═════ DATASET RECORDS ═════

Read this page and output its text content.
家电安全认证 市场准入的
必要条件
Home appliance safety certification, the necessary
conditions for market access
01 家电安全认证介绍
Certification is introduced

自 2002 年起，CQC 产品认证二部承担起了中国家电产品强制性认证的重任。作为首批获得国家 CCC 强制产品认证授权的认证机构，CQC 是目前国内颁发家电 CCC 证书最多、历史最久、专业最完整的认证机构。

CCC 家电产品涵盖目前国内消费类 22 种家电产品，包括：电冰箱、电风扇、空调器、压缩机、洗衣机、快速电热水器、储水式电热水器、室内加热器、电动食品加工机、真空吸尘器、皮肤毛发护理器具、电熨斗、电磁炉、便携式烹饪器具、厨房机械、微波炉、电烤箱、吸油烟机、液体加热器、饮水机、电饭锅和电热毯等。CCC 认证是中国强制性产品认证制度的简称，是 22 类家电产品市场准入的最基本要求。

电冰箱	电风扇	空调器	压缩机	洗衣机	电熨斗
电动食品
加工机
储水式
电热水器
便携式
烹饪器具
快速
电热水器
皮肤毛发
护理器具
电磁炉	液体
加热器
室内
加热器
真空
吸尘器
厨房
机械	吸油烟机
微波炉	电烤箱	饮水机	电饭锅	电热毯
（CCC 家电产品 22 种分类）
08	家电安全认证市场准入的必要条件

═════

● **EXERCISE OBJECTIVE**
Every line of the material must be returned exactly as it appears.

● **THE ANSWER**
Read this page and output its text content.
家电安全认证 市场准入的
必要条件
Home appliance safety certification, the necessary
conditions for market access
01 家电安全认证介绍
Certification is introduced

自 2002 年起，CQC 产品认证二部承担起了中国家电产品强制性认证的重任。作为首批获得国家 CCC 强制产品认证授权的认证机构，CQC 是目前国内颁发家电 CCC 证书最多、历史最久、专业最完整的认证机构。

CCC 家电产品涵盖目前国内消费类 22 种家电产品，包括：电冰箱、电风扇、空调器、压缩机、洗衣机、快速电热水器、储水式电热水器、室内加热器、电动食品加工机、真空吸尘器、皮肤毛发护理器具、电熨斗、电磁炉、便携式烹饪器具、厨房机械、微波炉、电烤箱、吸油烟机、液体加热器、饮水机、电饭锅和电热毯等。CCC 认证是中国强制性产品认证制度的简称，是 22 类家电产品市场准入的最基本要求。

电冰箱	电风扇	空调器	压缩机	洗衣机	电熨斗
电动食品
加工机
储水式
电热水器
便携式
烹饪器具
快速
电热水器
皮肤毛发
护理器具
电磁炉	液体
加热器
室内
加热器
真空
吸尘器
厨房
机械	吸油烟机
微波炉	电烤箱	饮水机	电饭锅	电热毯
（CCC 家电产品 22 种分类）
08	家电安全认证市场准入的必要条件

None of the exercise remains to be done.